WHAT TO WORK ON: Your task is to reproduce the material exactly.

= = = = =

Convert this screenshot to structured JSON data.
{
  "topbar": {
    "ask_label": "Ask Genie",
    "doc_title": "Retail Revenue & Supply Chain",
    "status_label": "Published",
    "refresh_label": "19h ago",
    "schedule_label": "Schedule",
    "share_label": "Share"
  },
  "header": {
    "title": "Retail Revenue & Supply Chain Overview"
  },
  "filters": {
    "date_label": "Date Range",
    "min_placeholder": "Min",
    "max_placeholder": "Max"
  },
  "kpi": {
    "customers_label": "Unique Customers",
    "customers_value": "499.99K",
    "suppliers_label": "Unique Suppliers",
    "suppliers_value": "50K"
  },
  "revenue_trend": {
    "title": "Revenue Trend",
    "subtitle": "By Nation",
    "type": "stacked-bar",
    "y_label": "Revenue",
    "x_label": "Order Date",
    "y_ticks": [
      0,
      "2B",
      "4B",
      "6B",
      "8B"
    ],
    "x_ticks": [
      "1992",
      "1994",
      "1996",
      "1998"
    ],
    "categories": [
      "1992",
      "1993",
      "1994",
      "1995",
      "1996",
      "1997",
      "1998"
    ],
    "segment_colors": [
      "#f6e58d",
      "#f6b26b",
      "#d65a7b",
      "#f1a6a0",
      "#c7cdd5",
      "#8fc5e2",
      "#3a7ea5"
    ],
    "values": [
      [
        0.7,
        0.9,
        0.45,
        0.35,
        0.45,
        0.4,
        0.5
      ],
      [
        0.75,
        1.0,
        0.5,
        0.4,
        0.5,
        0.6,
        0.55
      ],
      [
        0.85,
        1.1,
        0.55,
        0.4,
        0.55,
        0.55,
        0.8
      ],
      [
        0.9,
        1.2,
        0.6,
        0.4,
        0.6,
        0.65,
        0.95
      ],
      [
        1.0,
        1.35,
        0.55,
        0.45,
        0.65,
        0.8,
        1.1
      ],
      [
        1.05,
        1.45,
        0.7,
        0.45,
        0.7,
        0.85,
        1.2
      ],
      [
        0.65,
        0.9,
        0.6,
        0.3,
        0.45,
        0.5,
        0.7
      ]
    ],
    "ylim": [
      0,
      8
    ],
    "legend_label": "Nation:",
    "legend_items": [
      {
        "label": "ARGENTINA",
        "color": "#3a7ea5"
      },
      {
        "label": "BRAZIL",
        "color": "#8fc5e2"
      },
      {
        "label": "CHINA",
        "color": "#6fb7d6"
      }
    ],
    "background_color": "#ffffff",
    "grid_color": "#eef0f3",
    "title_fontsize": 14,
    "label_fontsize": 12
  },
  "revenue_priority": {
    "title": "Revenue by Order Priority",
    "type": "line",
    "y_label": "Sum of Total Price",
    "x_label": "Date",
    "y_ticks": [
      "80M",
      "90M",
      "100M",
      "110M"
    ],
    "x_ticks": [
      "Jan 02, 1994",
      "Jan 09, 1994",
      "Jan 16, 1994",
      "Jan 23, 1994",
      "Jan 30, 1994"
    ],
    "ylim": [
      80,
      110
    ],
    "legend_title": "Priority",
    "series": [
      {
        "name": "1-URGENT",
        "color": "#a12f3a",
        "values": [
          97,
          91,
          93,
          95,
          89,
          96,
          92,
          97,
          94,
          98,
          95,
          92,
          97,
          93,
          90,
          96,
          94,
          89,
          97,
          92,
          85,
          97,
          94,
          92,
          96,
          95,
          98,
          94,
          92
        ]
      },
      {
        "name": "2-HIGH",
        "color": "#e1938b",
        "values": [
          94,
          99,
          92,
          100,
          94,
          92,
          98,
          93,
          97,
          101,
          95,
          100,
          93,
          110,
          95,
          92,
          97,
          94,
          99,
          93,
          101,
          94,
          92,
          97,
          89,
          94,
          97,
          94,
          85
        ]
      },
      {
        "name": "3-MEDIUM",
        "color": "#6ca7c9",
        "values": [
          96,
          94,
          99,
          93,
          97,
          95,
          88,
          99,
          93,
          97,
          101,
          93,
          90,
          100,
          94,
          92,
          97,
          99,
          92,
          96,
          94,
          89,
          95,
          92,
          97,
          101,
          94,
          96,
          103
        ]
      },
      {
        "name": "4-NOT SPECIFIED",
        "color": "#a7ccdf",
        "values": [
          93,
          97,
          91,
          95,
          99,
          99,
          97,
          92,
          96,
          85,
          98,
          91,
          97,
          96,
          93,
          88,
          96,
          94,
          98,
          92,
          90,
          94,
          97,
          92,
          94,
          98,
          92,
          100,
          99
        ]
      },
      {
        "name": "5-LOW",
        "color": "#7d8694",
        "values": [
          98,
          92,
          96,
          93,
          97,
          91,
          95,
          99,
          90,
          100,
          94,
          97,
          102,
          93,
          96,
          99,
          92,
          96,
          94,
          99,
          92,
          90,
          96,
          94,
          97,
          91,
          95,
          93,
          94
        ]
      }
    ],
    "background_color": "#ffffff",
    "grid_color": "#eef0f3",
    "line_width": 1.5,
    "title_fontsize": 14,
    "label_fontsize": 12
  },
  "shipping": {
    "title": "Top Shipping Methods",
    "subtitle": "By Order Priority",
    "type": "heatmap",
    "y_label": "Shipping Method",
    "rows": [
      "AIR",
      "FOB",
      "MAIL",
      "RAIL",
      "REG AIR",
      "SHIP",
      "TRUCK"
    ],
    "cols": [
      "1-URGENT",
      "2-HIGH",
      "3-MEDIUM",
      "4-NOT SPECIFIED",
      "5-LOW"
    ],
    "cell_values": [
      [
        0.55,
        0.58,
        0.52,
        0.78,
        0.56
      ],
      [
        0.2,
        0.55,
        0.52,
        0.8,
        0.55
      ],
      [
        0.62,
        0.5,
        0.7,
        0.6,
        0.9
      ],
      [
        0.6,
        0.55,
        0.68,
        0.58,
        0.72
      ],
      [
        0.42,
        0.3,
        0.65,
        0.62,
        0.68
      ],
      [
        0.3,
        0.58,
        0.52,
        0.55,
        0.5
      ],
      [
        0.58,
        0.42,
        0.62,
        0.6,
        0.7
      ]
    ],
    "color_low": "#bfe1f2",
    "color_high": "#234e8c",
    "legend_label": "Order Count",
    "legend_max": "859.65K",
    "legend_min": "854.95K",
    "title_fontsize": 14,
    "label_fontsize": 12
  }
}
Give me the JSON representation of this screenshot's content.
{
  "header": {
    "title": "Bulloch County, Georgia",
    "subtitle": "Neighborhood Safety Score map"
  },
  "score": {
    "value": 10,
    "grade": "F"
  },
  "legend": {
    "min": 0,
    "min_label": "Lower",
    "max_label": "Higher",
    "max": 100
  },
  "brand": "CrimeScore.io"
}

= = = = =

RESULT:
Convert this screenshot to structured JSON data.
{
  "topbar": {
    "ask_label": "Ask Genie",
    "doc_title": "Retail Revenue & Supply Chain",
    "status_label": "Published",
    "refresh_label": "19h ago",
    "schedule_label": "Schedule",
    "share_label": "Share"
  },
  "header": {
    "title": "Retail Revenue & Supply Chain Overview"
  },
  "filters": {
    "date_label": "Date Range",
    "min_placeholder": "Min",
    "max_placeholder": "Max"
  },
  "kpi": {
    "customers_label": "Unique Customers",
    "customers_value": "499.99K",
    "suppliers_label": "Unique Suppliers",
    "suppliers_value": "50K"
  },
  "revenue_trend": {
    "title": "Revenue Trend",
    "subtitle": "By Nation",
    "type": "stacked-bar",
    "y_label": "Revenue",
    "x_label": "Order Date",
    "y_ticks": [
      0,
      "2B",
      "4B",
      "6B",
      "8B"
    ],
    "x_ticks": [
      "1992",
      "1994",
      "1996",
      "1998"
    ],
    "categories": [
      "1992",
      "1993",
      "1994",
      "1995",
      "1996",
      "1997",
      "1998"
    ],
    "segment_colors": [
      "#f6e58d",
      "#f6b26b",
      "#d65a7b",
      "#f1a6a0",
      "#c7cdd5",
      "#8fc5e2",
      "#3a7ea5"
    ],
    "values": [
      [
        0.7,
        0.9,
        0.45,
        0.35,
        0.45,
        0.4,
        0.5
      ],
      [
        0.75,
        1.0,
        0.5,
        0.4,
        0.5,
        0.6,
        0.55
      ],
      [
        0.85,
        1.1,
        0.55,
        0.4,
        0.55,
        0.55,
        0.8
      ],
      [
        0.9,
        1.2,
        0.6,
        0.4,
        0.6,
        0.65,
        0.95
      ],
      [
        1.0,
        1.35,
        0.55,
        0.45,
        0.65,
        0.8,
        1.1
      ],
      [
        1.05,
        1.45,
        0.7,
        0.45,
        0.7,
        0.85,
        1.2
      ],
      [
        0.65,
        0.9,
        0.6,
        0.3,
        0.45,
        0.5,
        0.7
      ]
    ],
    "ylim": [
      0,
      8
    ],
    "legend_label": "Nation:",
    "legend_items": [
      {
        "label": "ARGENTINA",
        "color": "#3a7ea5"
      },
      {
        "label": "BRAZIL",
        "color": "#8fc5e2"
      },
      {
        "label": "CHINA",
        "color": "#6fb7d6"
      }
    ],
    "background_color": "#ffffff",
    "grid_color": "#eef0f3",
    "title_fontsize": 14,
    "label_fontsize": 12
  },
  "revenue_priority": {
    "title": "Revenue by Order Priority",
    "type": "line",
    "y_label": "Sum of Total Price",
    "x_label": "Date",
    "y_ticks": [
      "80M",
      "90M",
      "100M",
      "110M"
    ],
    "x_ticks": [
      "Jan 02, 1994",
      "Jan 09, 1994",
      "Jan 16, 1994",
      "Jan 23, 1994",
      "Jan 30, 1994"
    ],
    "ylim": [
      80,
      110
    ],
    "legend_title": "Priority",
    "series": [
      {
        "name": "1-URGENT",
        "color": "#a12f3a",
        "values": [
          97,
          91,
          93,
          95,
          89,
          96,
          92,
          97,
          94,
          98,
          95,
          92,
          97,
          93,
          90,
          96,
          94,
          89,
          97,
          92,
          85,
          97,
          94,
          92,
          96,
          95,
          98,
          94,
          92
        ]
      },
      {
        "name": "2-HIGH",
        "color": "#e1938b",
        "values": [
          94,
          99,
          92,
          100,
          94,
          92,
          98,
          93,
          97,
          101,
          95,
          100,
          93,
          110,
          95,
          92,
          97,
          94,
          99,
          93,
          101,
          94,
          92,
          97,
          89,
          94,
          97,
          94,
          85
        ]
      },
      {
        "name": "3-MEDIUM",
        "color": "#6ca7c9",
        "values": [
          96,
          94,
          99,
          93,
          97,
          95,
          88,
          99,
          93,
          97,
          101,
          93,
          90,
          100,
          94,
          92,
          97,
          99,
          92,
          96,
          94,
          89,
          95,
          92,
          97,
          101,
          94,
          96,
          103
        ]
      },
      {
        "name": "4-NOT SPECIFIED",
        "color": "#a7ccdf",
        "values": [
          93,
          97,
          91,
          95,
          99,
          99,
          97,
          92,
          96,
          85,
          98,
          91,
          97,
          96,
          93,
          88,
          96,
          94,
          98,
          92,
          90,
          94,
          97,
          92,
          94,
          98,
          92,
          100,
          99
        ]
      },
      {
        "name": "5-LOW",
        "color": "#7d8694",
        "values": [
          98,
          92,
          96,
          93,
          97,
          91,
          95,
          99,
          90,
          100,
          94,
          97,
          102,
          93,
          96,
          99,
          92,
          96,
          94,
          99,
          92,
          90,
          96,
          94,
          97,
          91,
          95,
          93,
          94
        ]
      }
    ],
    "background_color": "#ffffff",
    "grid_color": "#eef0f3",
    "line_width": 1.5,
    "title_fontsize": 14,
    "label_fontsize": 12
  },
  "shipping": {
    "title": "Top Shipping Methods",
    "subtitle": "By Order Priority",
    "type": "heatmap",
    "y_label": "Shipping Method",
    "rows": [
      "AIR",
      "FOB",
      "MAIL",
      "RAIL",
      "REG AIR",
      "SHIP",
      "TRUCK"
    ],
    "cols": [
      "1-URGENT",
      "2-HIGH",
      "3-MEDIUM",
      "4-NOT SPECIFIED",
      "5-LOW"
    ],
    "cell_values": [
      [
        0.55,
        0.58,
        0.52,
        0.78,
        0.56
      ],
      [
        0.2,
        0.55,
        0.52,
        0.8,
        0.55
      ],
      [
        0.62,
        0.5,
        0.7,
        0.6,
        0.9
      ],
      [
        0.6,
        0.55,
        0.68,
        0.58,
        0.72
      ],
      [
        0.42,
        0.3,
        0.65,
        0.62,
        0.68
      ],
      [
        0.3,
        0.58,
        0.52,
        0.55,
        0.5
      ],
      [
        0.58,
        0.42,
        0.62,
        0.6,
        0.7
      ]
    ],
    "color_low": "#bfe1f2",
    "color_high": "#234e8c",
    "legend_label": "Order Count",
    "legend_max": "859.65K",
    "legend_min": "854.95K",
    "title_fontsize": 14,
    "label_fontsize": 12
  }
}
Give me the JSON representation of this screenshot's content.
{
  "header": {
    "title": "Bulloch County, Georgia",
    "subtitle": "Neighborhood Safety Score map"
  },
  "score": {
    "value": 10,
    "grade": "F"
  },
  "legend": {
    "min": 0,
    "min_label": "Lower",
    "max_label": "Higher",
    "max": 100
  },
  "brand": "CrimeScore.io"
}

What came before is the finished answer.